## START Entries provided

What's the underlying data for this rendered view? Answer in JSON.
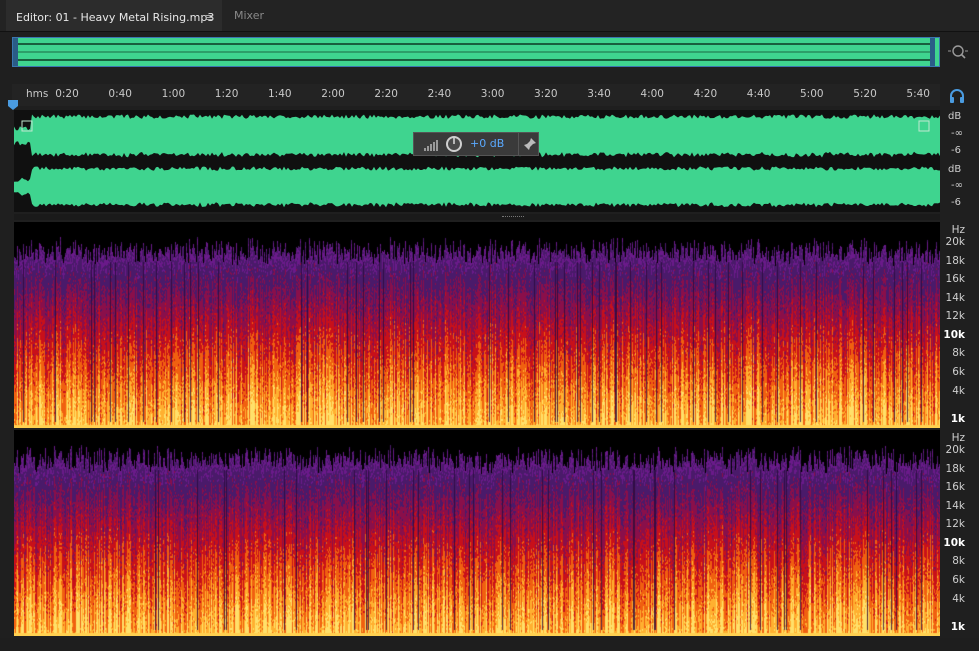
{
  "tabs": {
    "editor_label": "Editor: 01 - Heavy Metal Rising.mp3",
    "menu_glyph": "≡",
    "mixer_label": "Mixer"
  },
  "icons": {
    "zoom": "zoom-icon",
    "headphones": "headphones-icon",
    "playhead": "playhead-icon",
    "pin": "pin-icon",
    "knob": "volume-knob-icon",
    "meter": "level-meter-icon"
  },
  "colors": {
    "waveform": "#3fd48f",
    "accent": "#5aa9ff",
    "selection_border": "#3a76b0",
    "background": "#1f1f1f"
  },
  "ruler": {
    "unit": "hms",
    "ticks": [
      "0:20",
      "0:40",
      "1:00",
      "1:20",
      "1:40",
      "2:00",
      "2:20",
      "2:40",
      "3:00",
      "3:20",
      "3:40",
      "4:00",
      "4:20",
      "4:40",
      "5:00",
      "5:20",
      "5:40"
    ]
  },
  "channel1": {
    "unit": "dB",
    "top_value": "-∞",
    "bottom_value": "-6"
  },
  "channel2": {
    "unit": "dB",
    "top_value": "-∞",
    "bottom_value": "-6"
  },
  "hud": {
    "gain": "+0 dB"
  },
  "spectral": {
    "unit": "Hz",
    "labels": [
      "20k",
      "18k",
      "16k",
      "14k",
      "12k",
      "10k",
      "8k",
      "6k",
      "4k",
      "1k"
    ]
  }
}
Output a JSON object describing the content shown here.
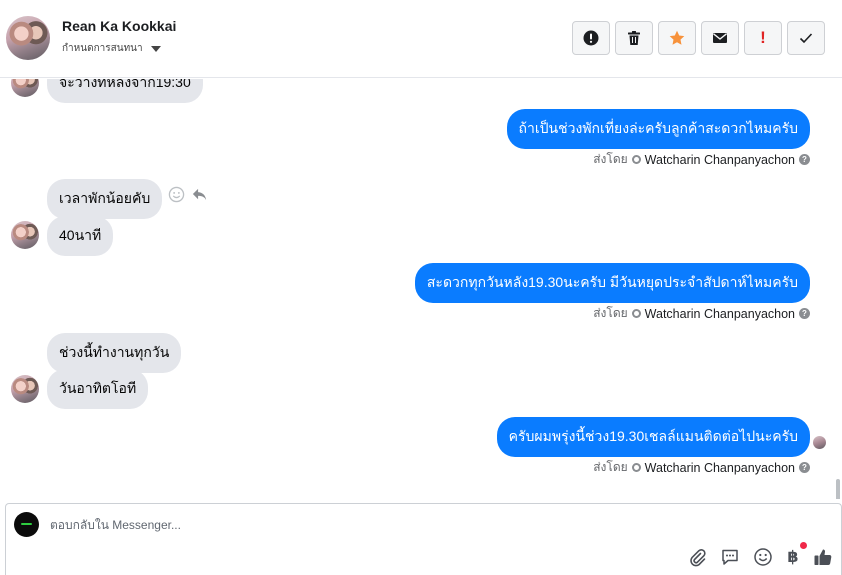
{
  "header": {
    "contact_name": "Rean Ka Kookkai",
    "status_label": "กำหนดการสนทนา",
    "actions": [
      {
        "icon": "alert-circle-icon"
      },
      {
        "icon": "trash-icon"
      },
      {
        "icon": "star-icon",
        "color": "#f7923b"
      },
      {
        "icon": "envelope-icon"
      },
      {
        "icon": "exclamation-icon",
        "label": "!",
        "color": "#e02424"
      },
      {
        "icon": "checkmark-icon"
      }
    ]
  },
  "messages": {
    "in_1": "จะว่างทีหลังจาก19:30",
    "out_1": "ถ้าเป็นช่วงพักเที่ยงล่ะครับลูกค้าสะดวกไหมครับ",
    "in_2": "เวลาพักน้อยคับ",
    "in_3": "40นาที",
    "out_2": "สะดวกทุกวันหลัง19.30นะครับ มีวันหยุดประจำสัปดาห์ไหมครับ",
    "in_4": "ช่วงนี้ทำงานทุกวัน",
    "in_5": "วันอาทิตโอที",
    "out_3": "ครับผมพรุ่งนี้ช่วง19.30เชลล์แมนติดต่อไปนะครับ",
    "sent_by_label": "ส่งโดย",
    "sender_name": "Watcharin Chanpanyachon",
    "help_glyph": "?"
  },
  "composer": {
    "placeholder": "ตอบกลับใน Messenger...",
    "currency_glyph": "฿"
  },
  "colors": {
    "outgoing_bubble": "#0a7cff",
    "incoming_bubble": "#e4e6eb",
    "accent_star": "#f7923b",
    "alert_red": "#e02424"
  }
}
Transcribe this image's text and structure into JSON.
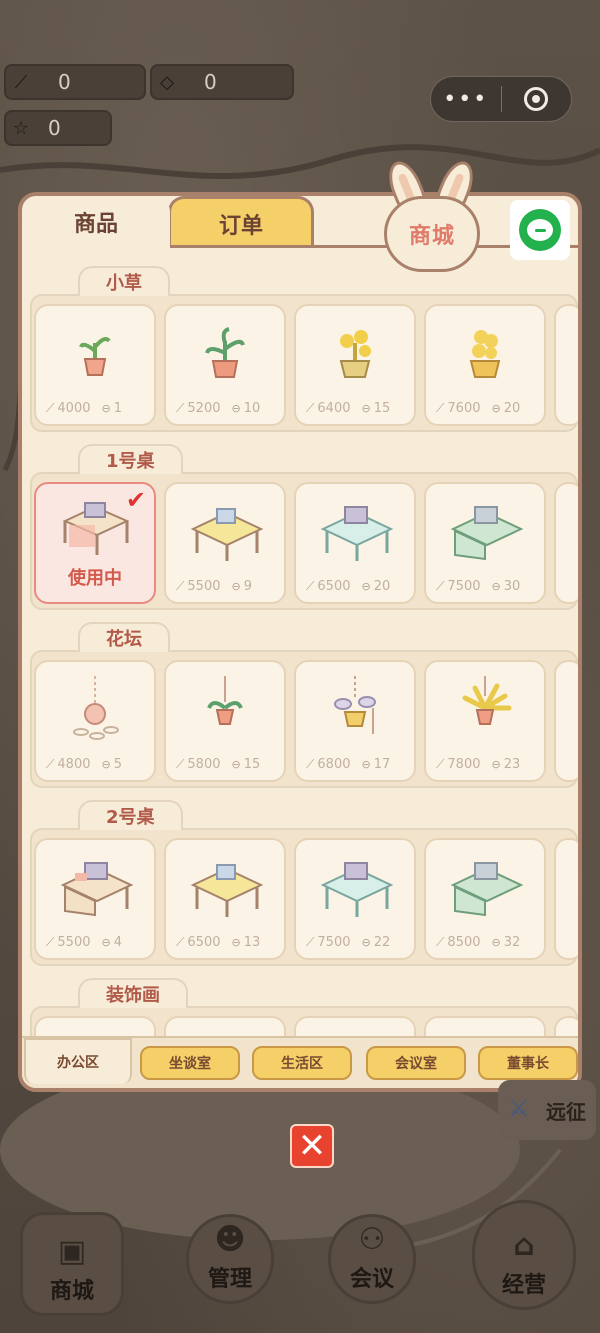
{
  "resources": [
    {
      "icon": "carrot-icon",
      "value": "0"
    },
    {
      "icon": "diamond-icon",
      "value": "0"
    },
    {
      "icon": "star-icon",
      "value": "0"
    }
  ],
  "capsule": {
    "more": "•••"
  },
  "shop": {
    "tabs": {
      "goods": "商品",
      "orders": "订单"
    },
    "badge": "商城",
    "sections": [
      {
        "title": "小草",
        "items": [
          {
            "price": "4000",
            "level": "1"
          },
          {
            "price": "5200",
            "level": "10"
          },
          {
            "price": "6400",
            "level": "15"
          },
          {
            "price": "7600",
            "level": "20"
          }
        ]
      },
      {
        "title": "1号桌",
        "items": [
          {
            "status": "使用中"
          },
          {
            "price": "5500",
            "level": "9"
          },
          {
            "price": "6500",
            "level": "20"
          },
          {
            "price": "7500",
            "level": "30"
          }
        ]
      },
      {
        "title": "花坛",
        "items": [
          {
            "price": "4800",
            "level": "5"
          },
          {
            "price": "5800",
            "level": "15"
          },
          {
            "price": "6800",
            "level": "17"
          },
          {
            "price": "7800",
            "level": "23"
          }
        ]
      },
      {
        "title": "2号桌",
        "items": [
          {
            "price": "5500",
            "level": "4"
          },
          {
            "price": "6500",
            "level": "13"
          },
          {
            "price": "7500",
            "level": "22"
          },
          {
            "price": "8500",
            "level": "32"
          }
        ]
      },
      {
        "title": "装饰画",
        "items": []
      }
    ],
    "categories": [
      "办公区",
      "坐谈室",
      "生活区",
      "会议室",
      "董事长"
    ],
    "close_symbol": "✕"
  },
  "side": {
    "expedition": "远征"
  },
  "nav": {
    "shop": "商城",
    "manage": "管理",
    "meeting": "会议",
    "business": "经营"
  },
  "colors": {
    "accent_yellow": "#f5cf68",
    "panel_bg": "#f7ecd8",
    "border_brown": "#a9806a",
    "using_red": "#d45a4e",
    "close_red": "#e8432f"
  }
}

## END Entries provided

• _Written exercise_
In the listing above, count each line that holds the string "title". Give the number only.

• _The solution_
5